» **Exercise prompt**
Retype all of the data exactly as given.
..............................
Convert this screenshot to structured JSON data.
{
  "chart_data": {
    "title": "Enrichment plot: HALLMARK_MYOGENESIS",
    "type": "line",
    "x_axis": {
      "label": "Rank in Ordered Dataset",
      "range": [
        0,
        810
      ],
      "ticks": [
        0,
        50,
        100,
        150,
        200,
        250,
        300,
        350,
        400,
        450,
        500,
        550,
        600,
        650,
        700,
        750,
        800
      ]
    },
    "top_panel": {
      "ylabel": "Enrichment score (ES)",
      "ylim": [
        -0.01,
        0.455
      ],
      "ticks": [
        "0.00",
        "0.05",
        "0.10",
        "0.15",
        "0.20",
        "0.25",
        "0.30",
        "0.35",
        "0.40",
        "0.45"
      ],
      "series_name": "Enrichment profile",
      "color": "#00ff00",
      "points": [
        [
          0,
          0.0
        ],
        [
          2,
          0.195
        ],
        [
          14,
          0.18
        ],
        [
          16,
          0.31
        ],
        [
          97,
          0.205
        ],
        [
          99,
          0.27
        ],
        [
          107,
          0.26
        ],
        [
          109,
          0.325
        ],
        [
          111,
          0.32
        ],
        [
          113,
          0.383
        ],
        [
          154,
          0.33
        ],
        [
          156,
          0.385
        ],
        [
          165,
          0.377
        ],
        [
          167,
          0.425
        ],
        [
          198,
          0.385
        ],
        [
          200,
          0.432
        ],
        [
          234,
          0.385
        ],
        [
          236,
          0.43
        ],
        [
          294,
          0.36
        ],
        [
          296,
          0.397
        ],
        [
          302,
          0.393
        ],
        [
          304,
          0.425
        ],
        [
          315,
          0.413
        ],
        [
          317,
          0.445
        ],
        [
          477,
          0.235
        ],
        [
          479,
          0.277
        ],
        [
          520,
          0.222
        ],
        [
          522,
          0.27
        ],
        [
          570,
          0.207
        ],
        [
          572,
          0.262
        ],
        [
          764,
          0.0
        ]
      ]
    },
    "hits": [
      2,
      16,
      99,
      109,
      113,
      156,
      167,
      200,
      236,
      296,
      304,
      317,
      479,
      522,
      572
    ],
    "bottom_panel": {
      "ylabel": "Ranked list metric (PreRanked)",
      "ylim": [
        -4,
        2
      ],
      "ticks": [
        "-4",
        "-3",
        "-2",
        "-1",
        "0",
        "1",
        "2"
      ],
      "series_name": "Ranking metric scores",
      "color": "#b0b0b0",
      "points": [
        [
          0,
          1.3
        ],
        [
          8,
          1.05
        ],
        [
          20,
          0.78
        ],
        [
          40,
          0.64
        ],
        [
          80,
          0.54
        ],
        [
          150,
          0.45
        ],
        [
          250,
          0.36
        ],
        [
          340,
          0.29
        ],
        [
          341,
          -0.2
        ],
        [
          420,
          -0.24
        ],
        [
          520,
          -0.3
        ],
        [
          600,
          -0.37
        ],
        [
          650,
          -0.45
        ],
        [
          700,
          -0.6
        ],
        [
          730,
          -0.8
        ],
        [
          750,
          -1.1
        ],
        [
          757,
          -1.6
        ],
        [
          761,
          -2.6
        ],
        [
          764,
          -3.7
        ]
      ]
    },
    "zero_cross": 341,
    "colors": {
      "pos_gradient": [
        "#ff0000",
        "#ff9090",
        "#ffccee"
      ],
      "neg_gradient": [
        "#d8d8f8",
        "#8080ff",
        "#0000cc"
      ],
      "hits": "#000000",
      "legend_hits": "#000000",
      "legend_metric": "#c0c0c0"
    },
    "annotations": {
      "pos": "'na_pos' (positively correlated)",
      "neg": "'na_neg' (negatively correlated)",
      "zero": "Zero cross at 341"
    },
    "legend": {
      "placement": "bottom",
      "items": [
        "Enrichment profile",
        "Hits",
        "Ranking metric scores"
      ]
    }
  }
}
..............................
» **Answer for the task**
Convert this screenshot to structured JSON data.
{
  "chart_data": {
    "title": "Enrichment plot: HALLMARK_MYOGENESIS",
    "type": "line",
    "x_axis": {
      "label": "Rank in Ordered Dataset",
      "range": [
        0,
        810
      ],
      "ticks": [
        0,
        50,
        100,
        150,
        200,
        250,
        300,
        350,
        400,
        450,
        500,
        550,
        600,
        650,
        700,
        750,
        800
      ]
    },
    "top_panel": {
      "ylabel": "Enrichment score (ES)",
      "ylim": [
        -0.01,
        0.455
      ],
      "ticks": [
        "0.00",
        "0.05",
        "0.10",
        "0.15",
        "0.20",
        "0.25",
        "0.30",
        "0.35",
        "0.40",
        "0.45"
      ],
      "series_name": "Enrichment profile",
      "color": "#00ff00",
      "points": [
        [
          0,
          0.0
        ],
        [
          2,
          0.195
        ],
        [
          14,
          0.18
        ],
        [
          16,
          0.31
        ],
        [
          97,
          0.205
        ],
        [
          99,
          0.27
        ],
        [
          107,
          0.26
        ],
        [
          109,
          0.325
        ],
        [
          111,
          0.32
        ],
        [
          113,
          0.383
        ],
        [
          154,
          0.33
        ],
        [
          156,
          0.385
        ],
        [
          165,
          0.377
        ],
        [
          167,
          0.425
        ],
        [
          198,
          0.385
        ],
        [
          200,
          0.432
        ],
        [
          234,
          0.385
        ],
        [
          236,
          0.43
        ],
        [
          294,
          0.36
        ],
        [
          296,
          0.397
        ],
        [
          302,
          0.393
        ],
        [
          304,
          0.425
        ],
        [
          315,
          0.413
        ],
        [
          317,
          0.445
        ],
        [
          477,
          0.235
        ],
        [
          479,
          0.277
        ],
        [
          520,
          0.222
        ],
        [
          522,
          0.27
        ],
        [
          570,
          0.207
        ],
        [
          572,
          0.262
        ],
        [
          764,
          0.0
        ]
      ]
    },
    "hits": [
      2,
      16,
      99,
      109,
      113,
      156,
      167,
      200,
      236,
      296,
      304,
      317,
      479,
      522,
      572
    ],
    "bottom_panel": {
      "ylabel": "Ranked list metric (PreRanked)",
      "ylim": [
        -4,
        2
      ],
      "ticks": [
        "-4",
        "-3",
        "-2",
        "-1",
        "0",
        "1",
        "2"
      ],
      "series_name": "Ranking metric scores",
      "color": "#b0b0b0",
      "points": [
        [
          0,
          1.3
        ],
        [
          8,
          1.05
        ],
        [
          20,
          0.78
        ],
        [
          40,
          0.64
        ],
        [
          80,
          0.54
        ],
        [
          150,
          0.45
        ],
        [
          250,
          0.36
        ],
        [
          340,
          0.29
        ],
        [
          341,
          -0.2
        ],
        [
          420,
          -0.24
        ],
        [
          520,
          -0.3
        ],
        [
          600,
          -0.37
        ],
        [
          650,
          -0.45
        ],
        [
          700,
          -0.6
        ],
        [
          730,
          -0.8
        ],
        [
          750,
          -1.1
        ],
        [
          757,
          -1.6
        ],
        [
          761,
          -2.6
        ],
        [
          764,
          -3.7
        ]
      ]
    },
    "zero_cross": 341,
    "colors": {
      "pos_gradient": [
        "#ff0000",
        "#ff9090",
        "#ffccee"
      ],
      "neg_gradient": [
        "#d8d8f8",
        "#8080ff",
        "#0000cc"
      ],
      "hits": "#000000",
      "legend_hits": "#000000",
      "legend_metric": "#c0c0c0"
    },
    "annotations": {
      "pos": "'na_pos' (positively correlated)",
      "neg": "'na_neg' (negatively correlated)",
      "zero": "Zero cross at 341"
    },
    "legend": {
      "placement": "bottom",
      "items": [
        "Enrichment profile",
        "Hits",
        "Ranking metric scores"
      ]
    }
  }
}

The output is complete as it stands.